Set exercise: Every record below is to be retyped exactly.

# Task material start

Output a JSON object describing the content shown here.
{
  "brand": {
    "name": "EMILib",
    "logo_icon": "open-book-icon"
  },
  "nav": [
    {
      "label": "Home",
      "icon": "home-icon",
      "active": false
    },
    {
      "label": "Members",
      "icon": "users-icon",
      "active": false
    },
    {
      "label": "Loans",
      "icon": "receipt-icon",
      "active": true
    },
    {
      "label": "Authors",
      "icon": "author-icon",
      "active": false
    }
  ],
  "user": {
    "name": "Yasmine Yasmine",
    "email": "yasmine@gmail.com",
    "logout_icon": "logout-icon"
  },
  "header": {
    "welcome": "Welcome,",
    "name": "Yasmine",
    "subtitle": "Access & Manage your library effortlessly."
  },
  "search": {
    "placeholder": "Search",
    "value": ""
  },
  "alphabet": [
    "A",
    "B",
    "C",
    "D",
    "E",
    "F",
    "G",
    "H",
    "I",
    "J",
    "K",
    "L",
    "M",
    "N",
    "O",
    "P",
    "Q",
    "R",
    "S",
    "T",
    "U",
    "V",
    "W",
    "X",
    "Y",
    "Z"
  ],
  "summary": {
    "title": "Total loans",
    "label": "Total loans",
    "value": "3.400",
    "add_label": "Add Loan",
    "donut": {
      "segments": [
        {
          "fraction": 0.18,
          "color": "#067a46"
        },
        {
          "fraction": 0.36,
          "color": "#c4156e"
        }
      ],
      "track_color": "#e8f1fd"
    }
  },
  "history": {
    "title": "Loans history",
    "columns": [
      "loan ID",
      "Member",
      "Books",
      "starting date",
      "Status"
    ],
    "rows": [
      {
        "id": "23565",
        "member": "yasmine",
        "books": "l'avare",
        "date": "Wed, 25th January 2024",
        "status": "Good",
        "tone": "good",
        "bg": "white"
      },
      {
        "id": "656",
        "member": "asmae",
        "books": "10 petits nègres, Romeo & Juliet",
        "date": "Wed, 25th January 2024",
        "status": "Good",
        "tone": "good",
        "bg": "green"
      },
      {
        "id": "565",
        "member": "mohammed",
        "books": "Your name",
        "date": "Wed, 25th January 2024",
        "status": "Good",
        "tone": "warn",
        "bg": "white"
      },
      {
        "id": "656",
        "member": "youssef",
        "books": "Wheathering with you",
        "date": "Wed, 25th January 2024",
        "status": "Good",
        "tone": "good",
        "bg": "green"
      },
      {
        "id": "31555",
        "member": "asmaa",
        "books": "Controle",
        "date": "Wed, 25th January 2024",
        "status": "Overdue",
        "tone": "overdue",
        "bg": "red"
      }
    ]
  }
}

# Task material end

Exercise solution:
Output a JSON object describing the content shown here.
{
  "brand": {
    "name": "EMILib",
    "logo_icon": "open-book-icon"
  },
  "nav": [
    {
      "label": "Home",
      "icon": "home-icon",
      "active": false
    },
    {
      "label": "Members",
      "icon": "users-icon",
      "active": false
    },
    {
      "label": "Loans",
      "icon": "receipt-icon",
      "active": true
    },
    {
      "label": "Authors",
      "icon": "author-icon",
      "active": false
    }
  ],
  "user": {
    "name": "Yasmine Yasmine",
    "email": "yasmine@gmail.com",
    "logout_icon": "logout-icon"
  },
  "header": {
    "welcome": "Welcome,",
    "name": "Yasmine",
    "subtitle": "Access & Manage your library effortlessly."
  },
  "search": {
    "placeholder": "Search",
    "value": ""
  },
  "alphabet": [
    "A",
    "B",
    "C",
    "D",
    "E",
    "F",
    "G",
    "H",
    "I",
    "J",
    "K",
    "L",
    "M",
    "N",
    "O",
    "P",
    "Q",
    "R",
    "S",
    "T",
    "U",
    "V",
    "W",
    "X",
    "Y",
    "Z"
  ],
  "summary": {
    "title": "Total loans",
    "label": "Total loans",
    "value": "3.400",
    "add_label": "Add Loan",
    "donut": {
      "segments": [
        {
          "fraction": 0.18,
          "color": "#067a46"
        },
        {
          "fraction": 0.36,
          "color": "#c4156e"
        }
      ],
      "track_color": "#e8f1fd"
    }
  },
  "history": {
    "title": "Loans history",
    "columns": [
      "loan ID",
      "Member",
      "Books",
      "starting date",
      "Status"
    ],
    "rows": [
      {
        "id": "23565",
        "member": "yasmine",
        "books": "l'avare",
        "date": "Wed, 25th January 2024",
        "status": "Good",
        "tone": "good",
        "bg": "white"
      },
      {
        "id": "656",
        "member": "asmae",
        "books": "10 petits nègres, Romeo & Juliet",
        "date": "Wed, 25th January 2024",
        "status": "Good",
        "tone": "good",
        "bg": "green"
      },
      {
        "id": "565",
        "member": "mohammed",
        "books": "Your name",
        "date": "Wed, 25th January 2024",
        "status": "Good",
        "tone": "warn",
        "bg": "white"
      },
      {
        "id": "656",
        "member": "youssef",
        "books": "Wheathering with you",
        "date": "Wed, 25th January 2024",
        "status": "Good",
        "tone": "good",
        "bg": "green"
      },
      {
        "id": "31555",
        "member": "asmaa",
        "books": "Controle",
        "date": "Wed, 25th January 2024",
        "status": "Overdue",
        "tone": "overdue",
        "bg": "red"
      }
    ]
  }
}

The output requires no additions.